__SET TASK__. Identify the lines that contain the word "JSON", then copy them.

[Recorded data]
begin

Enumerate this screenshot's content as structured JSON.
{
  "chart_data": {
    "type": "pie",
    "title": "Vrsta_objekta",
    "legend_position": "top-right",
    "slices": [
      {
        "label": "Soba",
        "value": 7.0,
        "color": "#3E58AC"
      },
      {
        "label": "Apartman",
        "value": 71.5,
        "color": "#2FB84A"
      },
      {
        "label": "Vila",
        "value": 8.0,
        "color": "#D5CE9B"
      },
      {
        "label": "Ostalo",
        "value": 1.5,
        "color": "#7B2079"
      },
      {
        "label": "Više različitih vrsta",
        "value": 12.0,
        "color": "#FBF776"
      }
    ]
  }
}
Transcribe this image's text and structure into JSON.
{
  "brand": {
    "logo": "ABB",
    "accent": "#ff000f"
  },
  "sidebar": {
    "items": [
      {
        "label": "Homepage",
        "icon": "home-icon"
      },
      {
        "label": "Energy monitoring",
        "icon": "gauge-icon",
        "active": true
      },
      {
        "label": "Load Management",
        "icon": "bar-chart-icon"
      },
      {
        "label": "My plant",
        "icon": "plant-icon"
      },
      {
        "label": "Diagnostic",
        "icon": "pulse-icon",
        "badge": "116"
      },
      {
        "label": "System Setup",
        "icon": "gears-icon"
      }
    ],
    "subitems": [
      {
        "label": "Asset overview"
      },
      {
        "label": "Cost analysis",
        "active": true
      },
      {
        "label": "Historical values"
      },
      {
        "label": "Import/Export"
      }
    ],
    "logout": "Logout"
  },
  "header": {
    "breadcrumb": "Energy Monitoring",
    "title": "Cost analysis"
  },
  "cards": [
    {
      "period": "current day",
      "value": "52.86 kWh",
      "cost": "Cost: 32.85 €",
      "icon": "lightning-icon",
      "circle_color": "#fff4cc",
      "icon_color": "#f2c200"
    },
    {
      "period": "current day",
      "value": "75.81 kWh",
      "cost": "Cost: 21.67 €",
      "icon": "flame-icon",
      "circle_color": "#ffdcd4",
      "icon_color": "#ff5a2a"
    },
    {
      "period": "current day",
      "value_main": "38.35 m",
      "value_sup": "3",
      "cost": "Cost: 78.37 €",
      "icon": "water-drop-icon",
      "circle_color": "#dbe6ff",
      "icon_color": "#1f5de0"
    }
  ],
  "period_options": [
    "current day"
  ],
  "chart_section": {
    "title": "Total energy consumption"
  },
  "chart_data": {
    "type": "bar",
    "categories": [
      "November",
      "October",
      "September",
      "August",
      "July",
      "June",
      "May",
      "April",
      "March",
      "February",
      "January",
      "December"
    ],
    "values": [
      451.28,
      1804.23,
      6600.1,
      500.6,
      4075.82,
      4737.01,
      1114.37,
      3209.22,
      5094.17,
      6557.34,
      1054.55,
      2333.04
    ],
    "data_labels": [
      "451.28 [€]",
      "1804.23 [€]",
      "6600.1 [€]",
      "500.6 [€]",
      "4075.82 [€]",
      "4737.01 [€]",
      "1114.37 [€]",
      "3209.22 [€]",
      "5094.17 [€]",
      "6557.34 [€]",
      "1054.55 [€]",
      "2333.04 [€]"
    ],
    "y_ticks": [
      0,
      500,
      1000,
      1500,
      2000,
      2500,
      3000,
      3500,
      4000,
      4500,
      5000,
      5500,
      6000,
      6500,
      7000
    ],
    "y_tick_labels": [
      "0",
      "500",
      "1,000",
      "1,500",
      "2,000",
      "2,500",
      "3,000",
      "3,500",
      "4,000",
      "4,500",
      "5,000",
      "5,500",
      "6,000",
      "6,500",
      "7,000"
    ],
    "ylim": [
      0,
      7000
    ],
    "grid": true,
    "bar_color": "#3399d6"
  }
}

end
begin

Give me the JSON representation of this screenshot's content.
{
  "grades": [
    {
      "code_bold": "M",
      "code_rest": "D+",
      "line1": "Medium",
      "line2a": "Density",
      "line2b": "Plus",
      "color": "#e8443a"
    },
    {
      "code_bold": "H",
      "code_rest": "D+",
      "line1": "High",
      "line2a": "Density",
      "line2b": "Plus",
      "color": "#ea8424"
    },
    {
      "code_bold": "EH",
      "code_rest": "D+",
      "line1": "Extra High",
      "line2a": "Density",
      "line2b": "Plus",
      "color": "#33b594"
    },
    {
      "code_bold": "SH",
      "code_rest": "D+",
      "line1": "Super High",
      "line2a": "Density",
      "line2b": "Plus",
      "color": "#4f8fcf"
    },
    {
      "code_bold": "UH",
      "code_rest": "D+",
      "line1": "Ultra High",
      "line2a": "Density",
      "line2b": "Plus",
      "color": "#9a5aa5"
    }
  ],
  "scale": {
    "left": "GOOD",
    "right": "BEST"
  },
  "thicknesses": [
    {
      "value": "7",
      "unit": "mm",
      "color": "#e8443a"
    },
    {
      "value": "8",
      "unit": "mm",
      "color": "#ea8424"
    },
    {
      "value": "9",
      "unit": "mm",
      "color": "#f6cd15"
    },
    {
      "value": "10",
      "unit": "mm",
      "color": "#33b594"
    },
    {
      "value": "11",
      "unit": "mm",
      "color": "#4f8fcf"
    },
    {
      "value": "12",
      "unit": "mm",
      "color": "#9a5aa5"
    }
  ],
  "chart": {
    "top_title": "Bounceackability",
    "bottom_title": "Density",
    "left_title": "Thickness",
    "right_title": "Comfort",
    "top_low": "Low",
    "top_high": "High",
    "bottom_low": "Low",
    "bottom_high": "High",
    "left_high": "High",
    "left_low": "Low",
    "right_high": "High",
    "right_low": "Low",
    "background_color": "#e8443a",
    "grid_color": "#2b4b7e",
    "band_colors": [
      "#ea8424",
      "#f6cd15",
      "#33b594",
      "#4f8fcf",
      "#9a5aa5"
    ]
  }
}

end
begin

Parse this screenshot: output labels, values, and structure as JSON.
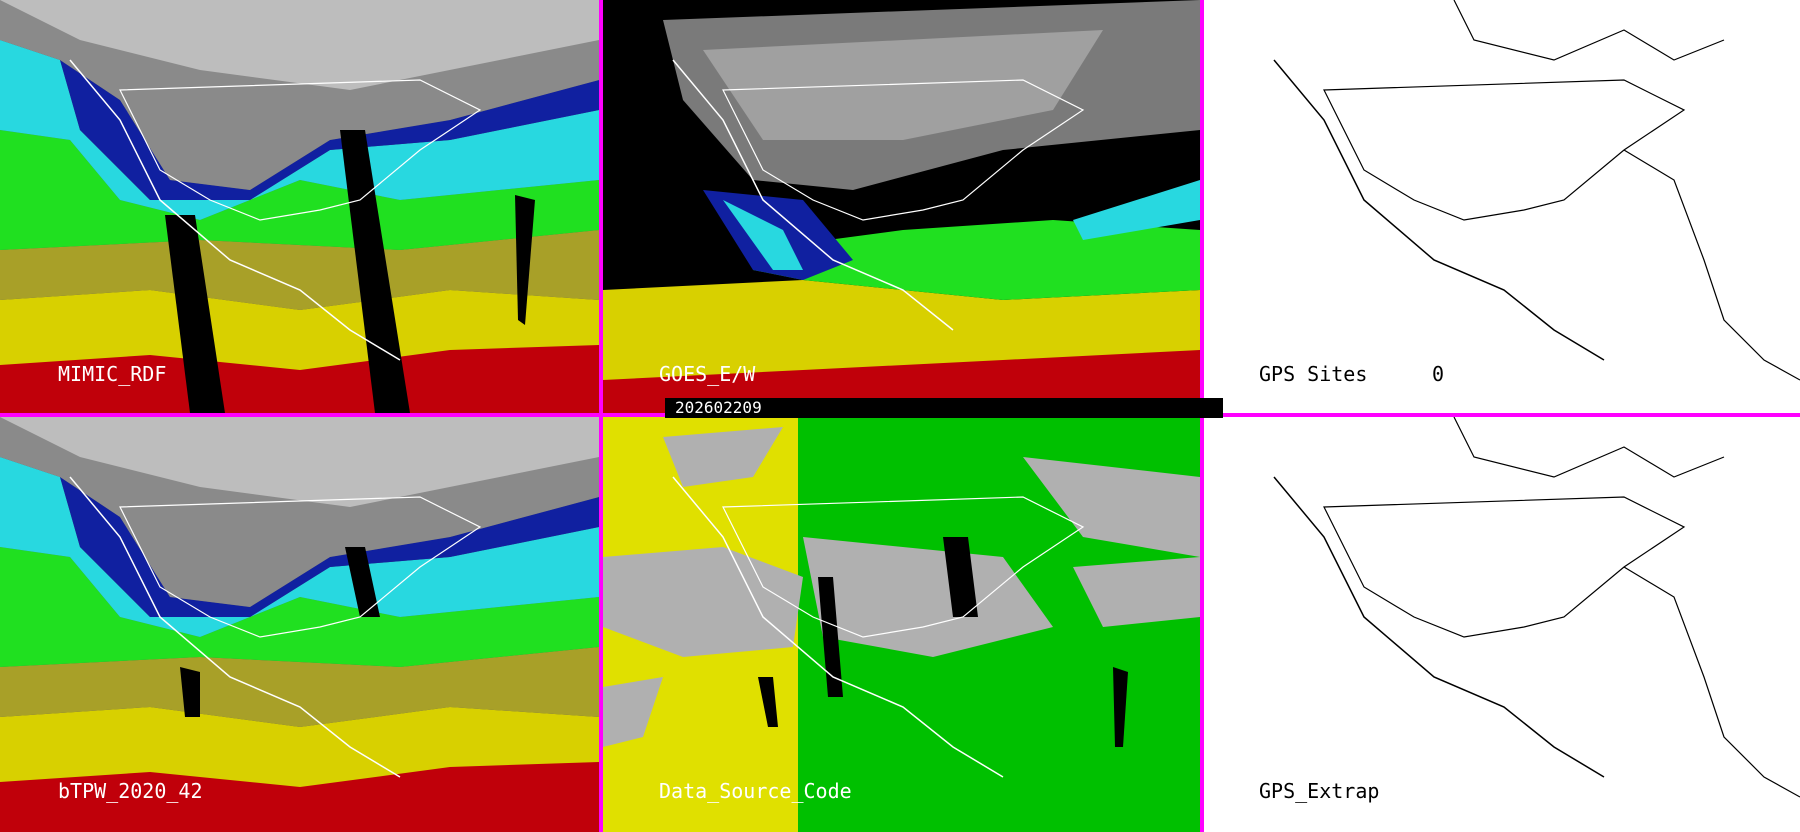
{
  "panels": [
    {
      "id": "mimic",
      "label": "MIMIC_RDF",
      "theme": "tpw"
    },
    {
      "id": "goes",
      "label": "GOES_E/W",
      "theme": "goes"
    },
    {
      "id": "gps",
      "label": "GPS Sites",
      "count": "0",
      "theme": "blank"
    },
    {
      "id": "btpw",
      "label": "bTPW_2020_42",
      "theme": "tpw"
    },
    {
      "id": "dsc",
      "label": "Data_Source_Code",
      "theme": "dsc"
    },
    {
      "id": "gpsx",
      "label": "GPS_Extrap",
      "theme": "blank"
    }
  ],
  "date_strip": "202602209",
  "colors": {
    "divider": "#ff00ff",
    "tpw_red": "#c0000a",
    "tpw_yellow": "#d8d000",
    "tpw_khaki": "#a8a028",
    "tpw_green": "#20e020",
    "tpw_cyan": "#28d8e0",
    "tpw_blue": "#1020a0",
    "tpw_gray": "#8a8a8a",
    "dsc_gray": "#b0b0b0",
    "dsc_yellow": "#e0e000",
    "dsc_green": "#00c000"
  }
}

end

__ANSWER TO THE PROBLEM__.
Enumerate this screenshot's content as structured JSON.
Transcribe this image's text and structure into JSON.
Give me the JSON representation of this screenshot's content.
Parse this screenshot: output labels, values, and structure as JSON.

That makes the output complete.